◆ WHAT THE TASK ASKS ◆
Give every entry again, word for word and in full.

============

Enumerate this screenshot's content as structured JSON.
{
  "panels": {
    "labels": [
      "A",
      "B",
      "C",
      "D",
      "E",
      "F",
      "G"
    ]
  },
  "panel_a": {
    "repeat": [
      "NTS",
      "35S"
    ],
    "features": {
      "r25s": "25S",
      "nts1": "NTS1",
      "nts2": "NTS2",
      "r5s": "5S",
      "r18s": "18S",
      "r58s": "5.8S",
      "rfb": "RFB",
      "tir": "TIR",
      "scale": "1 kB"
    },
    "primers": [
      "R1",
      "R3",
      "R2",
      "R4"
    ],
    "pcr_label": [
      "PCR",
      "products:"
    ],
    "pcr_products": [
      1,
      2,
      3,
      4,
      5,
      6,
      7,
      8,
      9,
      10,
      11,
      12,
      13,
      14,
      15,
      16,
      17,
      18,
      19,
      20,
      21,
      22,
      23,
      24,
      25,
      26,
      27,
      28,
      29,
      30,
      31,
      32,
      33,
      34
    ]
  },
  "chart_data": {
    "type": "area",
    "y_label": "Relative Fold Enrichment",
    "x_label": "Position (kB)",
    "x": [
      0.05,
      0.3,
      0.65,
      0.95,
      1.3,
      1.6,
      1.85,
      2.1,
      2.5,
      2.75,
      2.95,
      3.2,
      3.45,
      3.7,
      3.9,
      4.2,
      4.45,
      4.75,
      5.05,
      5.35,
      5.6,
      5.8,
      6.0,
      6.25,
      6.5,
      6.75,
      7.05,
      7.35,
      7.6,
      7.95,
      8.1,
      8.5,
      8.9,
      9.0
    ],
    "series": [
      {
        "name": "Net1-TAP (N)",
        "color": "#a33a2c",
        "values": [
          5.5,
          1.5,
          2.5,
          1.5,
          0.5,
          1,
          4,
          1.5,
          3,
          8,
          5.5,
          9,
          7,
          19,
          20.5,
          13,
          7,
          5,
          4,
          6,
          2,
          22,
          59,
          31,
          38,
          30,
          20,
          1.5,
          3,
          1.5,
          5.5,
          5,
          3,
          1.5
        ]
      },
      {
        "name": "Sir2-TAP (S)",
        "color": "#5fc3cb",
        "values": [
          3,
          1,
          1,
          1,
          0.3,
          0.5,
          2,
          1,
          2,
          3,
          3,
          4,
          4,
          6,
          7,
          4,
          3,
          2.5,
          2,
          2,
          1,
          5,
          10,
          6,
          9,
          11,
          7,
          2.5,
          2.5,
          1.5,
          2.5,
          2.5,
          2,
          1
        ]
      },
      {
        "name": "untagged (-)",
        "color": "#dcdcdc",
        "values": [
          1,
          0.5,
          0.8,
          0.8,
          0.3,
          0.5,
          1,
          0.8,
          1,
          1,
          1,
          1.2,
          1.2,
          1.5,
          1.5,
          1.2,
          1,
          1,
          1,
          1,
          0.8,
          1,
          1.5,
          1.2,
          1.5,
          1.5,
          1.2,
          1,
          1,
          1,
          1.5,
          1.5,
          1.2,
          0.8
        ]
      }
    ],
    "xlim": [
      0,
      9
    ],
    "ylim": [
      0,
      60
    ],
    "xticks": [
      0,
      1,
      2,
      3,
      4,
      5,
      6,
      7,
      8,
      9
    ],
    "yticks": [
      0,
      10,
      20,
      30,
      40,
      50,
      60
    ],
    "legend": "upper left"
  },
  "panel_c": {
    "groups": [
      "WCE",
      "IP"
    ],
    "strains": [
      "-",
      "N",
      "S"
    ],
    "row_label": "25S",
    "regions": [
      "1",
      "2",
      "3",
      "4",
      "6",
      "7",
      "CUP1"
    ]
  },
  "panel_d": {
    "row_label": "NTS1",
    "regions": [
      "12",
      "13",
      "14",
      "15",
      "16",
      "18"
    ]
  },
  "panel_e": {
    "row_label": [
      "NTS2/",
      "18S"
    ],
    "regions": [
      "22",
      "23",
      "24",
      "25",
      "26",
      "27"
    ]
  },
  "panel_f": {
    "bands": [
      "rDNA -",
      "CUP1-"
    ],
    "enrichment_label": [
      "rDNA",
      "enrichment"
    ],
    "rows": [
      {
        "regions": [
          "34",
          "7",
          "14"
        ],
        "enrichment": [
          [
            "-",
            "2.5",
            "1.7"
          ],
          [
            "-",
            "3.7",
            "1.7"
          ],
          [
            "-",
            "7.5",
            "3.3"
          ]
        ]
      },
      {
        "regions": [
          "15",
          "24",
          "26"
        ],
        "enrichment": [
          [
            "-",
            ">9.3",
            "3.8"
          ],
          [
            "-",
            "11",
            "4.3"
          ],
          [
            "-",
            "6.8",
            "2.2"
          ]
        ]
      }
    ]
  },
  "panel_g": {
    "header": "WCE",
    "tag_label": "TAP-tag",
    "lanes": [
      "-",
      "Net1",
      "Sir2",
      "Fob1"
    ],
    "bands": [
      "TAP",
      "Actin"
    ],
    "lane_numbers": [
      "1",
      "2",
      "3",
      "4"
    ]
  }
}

============

◆ TASK OUTPUT ◆
Enumerate this screenshot's content as structured JSON.
{
  "panels": {
    "labels": [
      "A",
      "B",
      "C",
      "D",
      "E",
      "F",
      "G"
    ]
  },
  "panel_a": {
    "repeat": [
      "NTS",
      "35S"
    ],
    "features": {
      "r25s": "25S",
      "nts1": "NTS1",
      "nts2": "NTS2",
      "r5s": "5S",
      "r18s": "18S",
      "r58s": "5.8S",
      "rfb": "RFB",
      "tir": "TIR",
      "scale": "1 kB"
    },
    "primers": [
      "R1",
      "R3",
      "R2",
      "R4"
    ],
    "pcr_label": [
      "PCR",
      "products:"
    ],
    "pcr_products": [
      1,
      2,
      3,
      4,
      5,
      6,
      7,
      8,
      9,
      10,
      11,
      12,
      13,
      14,
      15,
      16,
      17,
      18,
      19,
      20,
      21,
      22,
      23,
      24,
      25,
      26,
      27,
      28,
      29,
      30,
      31,
      32,
      33,
      34
    ]
  },
  "chart_data": {
    "type": "area",
    "y_label": "Relative Fold Enrichment",
    "x_label": "Position (kB)",
    "x": [
      0.05,
      0.3,
      0.65,
      0.95,
      1.3,
      1.6,
      1.85,
      2.1,
      2.5,
      2.75,
      2.95,
      3.2,
      3.45,
      3.7,
      3.9,
      4.2,
      4.45,
      4.75,
      5.05,
      5.35,
      5.6,
      5.8,
      6.0,
      6.25,
      6.5,
      6.75,
      7.05,
      7.35,
      7.6,
      7.95,
      8.1,
      8.5,
      8.9,
      9.0
    ],
    "series": [
      {
        "name": "Net1-TAP (N)",
        "color": "#a33a2c",
        "values": [
          5.5,
          1.5,
          2.5,
          1.5,
          0.5,
          1,
          4,
          1.5,
          3,
          8,
          5.5,
          9,
          7,
          19,
          20.5,
          13,
          7,
          5,
          4,
          6,
          2,
          22,
          59,
          31,
          38,
          30,
          20,
          1.5,
          3,
          1.5,
          5.5,
          5,
          3,
          1.5
        ]
      },
      {
        "name": "Sir2-TAP (S)",
        "color": "#5fc3cb",
        "values": [
          3,
          1,
          1,
          1,
          0.3,
          0.5,
          2,
          1,
          2,
          3,
          3,
          4,
          4,
          6,
          7,
          4,
          3,
          2.5,
          2,
          2,
          1,
          5,
          10,
          6,
          9,
          11,
          7,
          2.5,
          2.5,
          1.5,
          2.5,
          2.5,
          2,
          1
        ]
      },
      {
        "name": "untagged (-)",
        "color": "#dcdcdc",
        "values": [
          1,
          0.5,
          0.8,
          0.8,
          0.3,
          0.5,
          1,
          0.8,
          1,
          1,
          1,
          1.2,
          1.2,
          1.5,
          1.5,
          1.2,
          1,
          1,
          1,
          1,
          0.8,
          1,
          1.5,
          1.2,
          1.5,
          1.5,
          1.2,
          1,
          1,
          1,
          1.5,
          1.5,
          1.2,
          0.8
        ]
      }
    ],
    "xlim": [
      0,
      9
    ],
    "ylim": [
      0,
      60
    ],
    "xticks": [
      0,
      1,
      2,
      3,
      4,
      5,
      6,
      7,
      8,
      9
    ],
    "yticks": [
      0,
      10,
      20,
      30,
      40,
      50,
      60
    ],
    "legend": "upper left"
  },
  "panel_c": {
    "groups": [
      "WCE",
      "IP"
    ],
    "strains": [
      "-",
      "N",
      "S"
    ],
    "row_label": "25S",
    "regions": [
      "1",
      "2",
      "3",
      "4",
      "6",
      "7",
      "CUP1"
    ]
  },
  "panel_d": {
    "row_label": "NTS1",
    "regions": [
      "12",
      "13",
      "14",
      "15",
      "16",
      "18"
    ]
  },
  "panel_e": {
    "row_label": [
      "NTS2/",
      "18S"
    ],
    "regions": [
      "22",
      "23",
      "24",
      "25",
      "26",
      "27"
    ]
  },
  "panel_f": {
    "bands": [
      "rDNA -",
      "CUP1-"
    ],
    "enrichment_label": [
      "rDNA",
      "enrichment"
    ],
    "rows": [
      {
        "regions": [
          "34",
          "7",
          "14"
        ],
        "enrichment": [
          [
            "-",
            "2.5",
            "1.7"
          ],
          [
            "-",
            "3.7",
            "1.7"
          ],
          [
            "-",
            "7.5",
            "3.3"
          ]
        ]
      },
      {
        "regions": [
          "15",
          "24",
          "26"
        ],
        "enrichment": [
          [
            "-",
            ">9.3",
            "3.8"
          ],
          [
            "-",
            "11",
            "4.3"
          ],
          [
            "-",
            "6.8",
            "2.2"
          ]
        ]
      }
    ]
  },
  "panel_g": {
    "header": "WCE",
    "tag_label": "TAP-tag",
    "lanes": [
      "-",
      "Net1",
      "Sir2",
      "Fob1"
    ],
    "bands": [
      "TAP",
      "Actin"
    ],
    "lane_numbers": [
      "1",
      "2",
      "3",
      "4"
    ]
  }
}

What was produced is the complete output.